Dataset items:
■ ■ ■ ■ ■

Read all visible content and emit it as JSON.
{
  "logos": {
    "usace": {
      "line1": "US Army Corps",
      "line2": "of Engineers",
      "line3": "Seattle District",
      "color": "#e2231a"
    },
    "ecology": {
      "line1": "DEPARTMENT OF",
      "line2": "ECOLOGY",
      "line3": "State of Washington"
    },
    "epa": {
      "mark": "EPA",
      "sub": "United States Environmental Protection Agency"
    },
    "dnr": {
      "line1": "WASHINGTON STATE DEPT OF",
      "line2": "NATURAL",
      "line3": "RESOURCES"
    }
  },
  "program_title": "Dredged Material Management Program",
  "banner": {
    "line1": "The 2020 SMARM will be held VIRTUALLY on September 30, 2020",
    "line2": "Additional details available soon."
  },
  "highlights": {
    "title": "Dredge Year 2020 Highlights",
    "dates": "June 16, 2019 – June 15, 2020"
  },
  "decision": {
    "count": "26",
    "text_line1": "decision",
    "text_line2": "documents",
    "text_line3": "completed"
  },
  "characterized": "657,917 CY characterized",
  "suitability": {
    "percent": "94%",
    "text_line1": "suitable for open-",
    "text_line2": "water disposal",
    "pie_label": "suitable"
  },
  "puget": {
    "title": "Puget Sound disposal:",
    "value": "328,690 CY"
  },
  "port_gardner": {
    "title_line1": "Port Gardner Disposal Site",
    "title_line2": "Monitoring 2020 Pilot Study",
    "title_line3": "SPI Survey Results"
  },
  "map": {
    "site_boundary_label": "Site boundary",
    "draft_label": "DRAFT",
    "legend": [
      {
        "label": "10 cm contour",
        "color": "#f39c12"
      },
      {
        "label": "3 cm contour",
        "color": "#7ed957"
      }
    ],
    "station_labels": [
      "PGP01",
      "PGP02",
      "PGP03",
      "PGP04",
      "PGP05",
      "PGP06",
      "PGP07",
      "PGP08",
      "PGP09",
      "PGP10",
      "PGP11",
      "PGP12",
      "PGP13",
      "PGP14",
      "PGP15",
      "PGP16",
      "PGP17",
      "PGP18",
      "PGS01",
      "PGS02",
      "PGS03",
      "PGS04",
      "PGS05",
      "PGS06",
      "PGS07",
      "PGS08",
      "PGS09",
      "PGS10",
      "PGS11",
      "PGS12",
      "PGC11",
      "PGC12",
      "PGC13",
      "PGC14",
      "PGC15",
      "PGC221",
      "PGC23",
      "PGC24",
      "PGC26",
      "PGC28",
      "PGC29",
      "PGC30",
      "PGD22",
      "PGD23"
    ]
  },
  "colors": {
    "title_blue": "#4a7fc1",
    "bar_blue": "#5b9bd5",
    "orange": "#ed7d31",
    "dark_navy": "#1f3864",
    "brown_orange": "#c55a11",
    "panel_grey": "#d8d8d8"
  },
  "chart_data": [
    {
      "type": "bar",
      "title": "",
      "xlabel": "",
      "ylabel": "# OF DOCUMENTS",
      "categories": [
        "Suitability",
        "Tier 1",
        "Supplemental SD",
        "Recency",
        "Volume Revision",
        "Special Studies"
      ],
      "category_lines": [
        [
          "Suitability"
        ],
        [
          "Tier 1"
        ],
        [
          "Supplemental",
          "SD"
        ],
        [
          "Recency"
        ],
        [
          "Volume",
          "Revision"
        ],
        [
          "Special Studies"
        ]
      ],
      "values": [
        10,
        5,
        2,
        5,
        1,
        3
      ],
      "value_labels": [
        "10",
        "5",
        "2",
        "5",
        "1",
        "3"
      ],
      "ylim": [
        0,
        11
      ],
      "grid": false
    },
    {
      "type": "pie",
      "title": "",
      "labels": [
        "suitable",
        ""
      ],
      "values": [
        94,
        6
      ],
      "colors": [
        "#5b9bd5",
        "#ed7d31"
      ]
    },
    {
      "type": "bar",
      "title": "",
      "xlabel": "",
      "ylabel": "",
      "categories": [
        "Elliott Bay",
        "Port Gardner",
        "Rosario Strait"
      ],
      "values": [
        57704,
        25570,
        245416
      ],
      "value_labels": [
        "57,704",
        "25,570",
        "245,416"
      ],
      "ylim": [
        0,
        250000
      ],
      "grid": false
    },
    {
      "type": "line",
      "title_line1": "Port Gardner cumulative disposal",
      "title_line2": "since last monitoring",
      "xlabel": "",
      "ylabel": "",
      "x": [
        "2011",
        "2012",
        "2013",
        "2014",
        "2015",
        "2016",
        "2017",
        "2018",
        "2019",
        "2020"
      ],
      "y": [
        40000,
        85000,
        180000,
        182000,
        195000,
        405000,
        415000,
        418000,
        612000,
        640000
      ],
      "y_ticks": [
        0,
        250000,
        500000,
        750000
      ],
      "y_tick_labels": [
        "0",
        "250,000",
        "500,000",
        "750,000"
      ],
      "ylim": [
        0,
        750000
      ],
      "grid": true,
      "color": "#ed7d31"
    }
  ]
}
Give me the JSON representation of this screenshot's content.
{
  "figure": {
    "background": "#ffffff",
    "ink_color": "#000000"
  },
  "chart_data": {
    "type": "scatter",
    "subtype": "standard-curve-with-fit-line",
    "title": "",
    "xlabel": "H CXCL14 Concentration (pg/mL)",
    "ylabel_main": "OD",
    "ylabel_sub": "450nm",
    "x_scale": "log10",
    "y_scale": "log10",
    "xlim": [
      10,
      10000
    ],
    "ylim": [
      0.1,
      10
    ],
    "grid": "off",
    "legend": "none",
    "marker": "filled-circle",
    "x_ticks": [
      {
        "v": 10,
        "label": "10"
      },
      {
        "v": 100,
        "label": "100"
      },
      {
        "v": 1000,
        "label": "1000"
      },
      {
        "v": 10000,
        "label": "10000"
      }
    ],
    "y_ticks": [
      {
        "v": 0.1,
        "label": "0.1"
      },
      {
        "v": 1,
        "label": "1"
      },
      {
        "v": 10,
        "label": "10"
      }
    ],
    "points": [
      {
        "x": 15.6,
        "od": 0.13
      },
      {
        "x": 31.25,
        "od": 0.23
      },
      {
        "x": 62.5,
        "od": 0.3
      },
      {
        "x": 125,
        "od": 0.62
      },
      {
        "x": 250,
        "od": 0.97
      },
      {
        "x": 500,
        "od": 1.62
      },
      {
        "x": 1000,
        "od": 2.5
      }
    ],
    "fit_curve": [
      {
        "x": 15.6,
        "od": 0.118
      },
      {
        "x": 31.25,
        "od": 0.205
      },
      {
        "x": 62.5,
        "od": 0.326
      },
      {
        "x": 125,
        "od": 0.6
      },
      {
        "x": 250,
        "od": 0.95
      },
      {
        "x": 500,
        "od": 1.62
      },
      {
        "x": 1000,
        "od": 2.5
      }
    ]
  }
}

■ ■ ■ ■ ■

• [Stated exercise]: All entries shown above should be printed again exactly.

• [The reply]:
Read all visible content and emit it as JSON.
{
  "logos": {
    "usace": {
      "line1": "US Army Corps",
      "line2": "of Engineers",
      "line3": "Seattle District",
      "color": "#e2231a"
    },
    "ecology": {
      "line1": "DEPARTMENT OF",
      "line2": "ECOLOGY",
      "line3": "State of Washington"
    },
    "epa": {
      "mark": "EPA",
      "sub": "United States Environmental Protection Agency"
    },
    "dnr": {
      "line1": "WASHINGTON STATE DEPT OF",
      "line2": "NATURAL",
      "line3": "RESOURCES"
    }
  },
  "program_title": "Dredged Material Management Program",
  "banner": {
    "line1": "The 2020 SMARM will be held VIRTUALLY on September 30, 2020",
    "line2": "Additional details available soon."
  },
  "highlights": {
    "title": "Dredge Year 2020 Highlights",
    "dates": "June 16, 2019 – June 15, 2020"
  },
  "decision": {
    "count": "26",
    "text_line1": "decision",
    "text_line2": "documents",
    "text_line3": "completed"
  },
  "characterized": "657,917 CY characterized",
  "suitability": {
    "percent": "94%",
    "text_line1": "suitable for open-",
    "text_line2": "water disposal",
    "pie_label": "suitable"
  },
  "puget": {
    "title": "Puget Sound disposal:",
    "value": "328,690 CY"
  },
  "port_gardner": {
    "title_line1": "Port Gardner Disposal Site",
    "title_line2": "Monitoring 2020 Pilot Study",
    "title_line3": "SPI Survey Results"
  },
  "map": {
    "site_boundary_label": "Site boundary",
    "draft_label": "DRAFT",
    "legend": [
      {
        "label": "10 cm contour",
        "color": "#f39c12"
      },
      {
        "label": "3 cm contour",
        "color": "#7ed957"
      }
    ],
    "station_labels": [
      "PGP01",
      "PGP02",
      "PGP03",
      "PGP04",
      "PGP05",
      "PGP06",
      "PGP07",
      "PGP08",
      "PGP09",
      "PGP10",
      "PGP11",
      "PGP12",
      "PGP13",
      "PGP14",
      "PGP15",
      "PGP16",
      "PGP17",
      "PGP18",
      "PGS01",
      "PGS02",
      "PGS03",
      "PGS04",
      "PGS05",
      "PGS06",
      "PGS07",
      "PGS08",
      "PGS09",
      "PGS10",
      "PGS11",
      "PGS12",
      "PGC11",
      "PGC12",
      "PGC13",
      "PGC14",
      "PGC15",
      "PGC221",
      "PGC23",
      "PGC24",
      "PGC26",
      "PGC28",
      "PGC29",
      "PGC30",
      "PGD22",
      "PGD23"
    ]
  },
  "colors": {
    "title_blue": "#4a7fc1",
    "bar_blue": "#5b9bd5",
    "orange": "#ed7d31",
    "dark_navy": "#1f3864",
    "brown_orange": "#c55a11",
    "panel_grey": "#d8d8d8"
  },
  "chart_data": [
    {
      "type": "bar",
      "title": "",
      "xlabel": "",
      "ylabel": "# OF DOCUMENTS",
      "categories": [
        "Suitability",
        "Tier 1",
        "Supplemental SD",
        "Recency",
        "Volume Revision",
        "Special Studies"
      ],
      "category_lines": [
        [
          "Suitability"
        ],
        [
          "Tier 1"
        ],
        [
          "Supplemental",
          "SD"
        ],
        [
          "Recency"
        ],
        [
          "Volume",
          "Revision"
        ],
        [
          "Special Studies"
        ]
      ],
      "values": [
        10,
        5,
        2,
        5,
        1,
        3
      ],
      "value_labels": [
        "10",
        "5",
        "2",
        "5",
        "1",
        "3"
      ],
      "ylim": [
        0,
        11
      ],
      "grid": false
    },
    {
      "type": "pie",
      "title": "",
      "labels": [
        "suitable",
        ""
      ],
      "values": [
        94,
        6
      ],
      "colors": [
        "#5b9bd5",
        "#ed7d31"
      ]
    },
    {
      "type": "bar",
      "title": "",
      "xlabel": "",
      "ylabel": "",
      "categories": [
        "Elliott Bay",
        "Port Gardner",
        "Rosario Strait"
      ],
      "values": [
        57704,
        25570,
        245416
      ],
      "value_labels": [
        "57,704",
        "25,570",
        "245,416"
      ],
      "ylim": [
        0,
        250000
      ],
      "grid": false
    },
    {
      "type": "line",
      "title_line1": "Port Gardner cumulative disposal",
      "title_line2": "since last monitoring",
      "xlabel": "",
      "ylabel": "",
      "x": [
        "2011",
        "2012",
        "2013",
        "2014",
        "2015",
        "2016",
        "2017",
        "2018",
        "2019",
        "2020"
      ],
      "y": [
        40000,
        85000,
        180000,
        182000,
        195000,
        405000,
        415000,
        418000,
        612000,
        640000
      ],
      "y_ticks": [
        0,
        250000,
        500000,
        750000
      ],
      "y_tick_labels": [
        "0",
        "250,000",
        "500,000",
        "750,000"
      ],
      "ylim": [
        0,
        750000
      ],
      "grid": true,
      "color": "#ed7d31"
    }
  ]
}
Give me the JSON representation of this screenshot's content.
{
  "figure": {
    "background": "#ffffff",
    "ink_color": "#000000"
  },
  "chart_data": {
    "type": "scatter",
    "subtype": "standard-curve-with-fit-line",
    "title": "",
    "xlabel": "H CXCL14 Concentration (pg/mL)",
    "ylabel_main": "OD",
    "ylabel_sub": "450nm",
    "x_scale": "log10",
    "y_scale": "log10",
    "xlim": [
      10,
      10000
    ],
    "ylim": [
      0.1,
      10
    ],
    "grid": "off",
    "legend": "none",
    "marker": "filled-circle",
    "x_ticks": [
      {
        "v": 10,
        "label": "10"
      },
      {
        "v": 100,
        "label": "100"
      },
      {
        "v": 1000,
        "label": "1000"
      },
      {
        "v": 10000,
        "label": "10000"
      }
    ],
    "y_ticks": [
      {
        "v": 0.1,
        "label": "0.1"
      },
      {
        "v": 1,
        "label": "1"
      },
      {
        "v": 10,
        "label": "10"
      }
    ],
    "points": [
      {
        "x": 15.6,
        "od": 0.13
      },
      {
        "x": 31.25,
        "od": 0.23
      },
      {
        "x": 62.5,
        "od": 0.3
      },
      {
        "x": 125,
        "od": 0.62
      },
      {
        "x": 250,
        "od": 0.97
      },
      {
        "x": 500,
        "od": 1.62
      },
      {
        "x": 1000,
        "od": 2.5
      }
    ],
    "fit_curve": [
      {
        "x": 15.6,
        "od": 0.118
      },
      {
        "x": 31.25,
        "od": 0.205
      },
      {
        "x": 62.5,
        "od": 0.326
      },
      {
        "x": 125,
        "od": 0.6
      },
      {
        "x": 250,
        "od": 0.95
      },
      {
        "x": 500,
        "od": 1.62
      },
      {
        "x": 1000,
        "od": 2.5
      }
    ]
  }
}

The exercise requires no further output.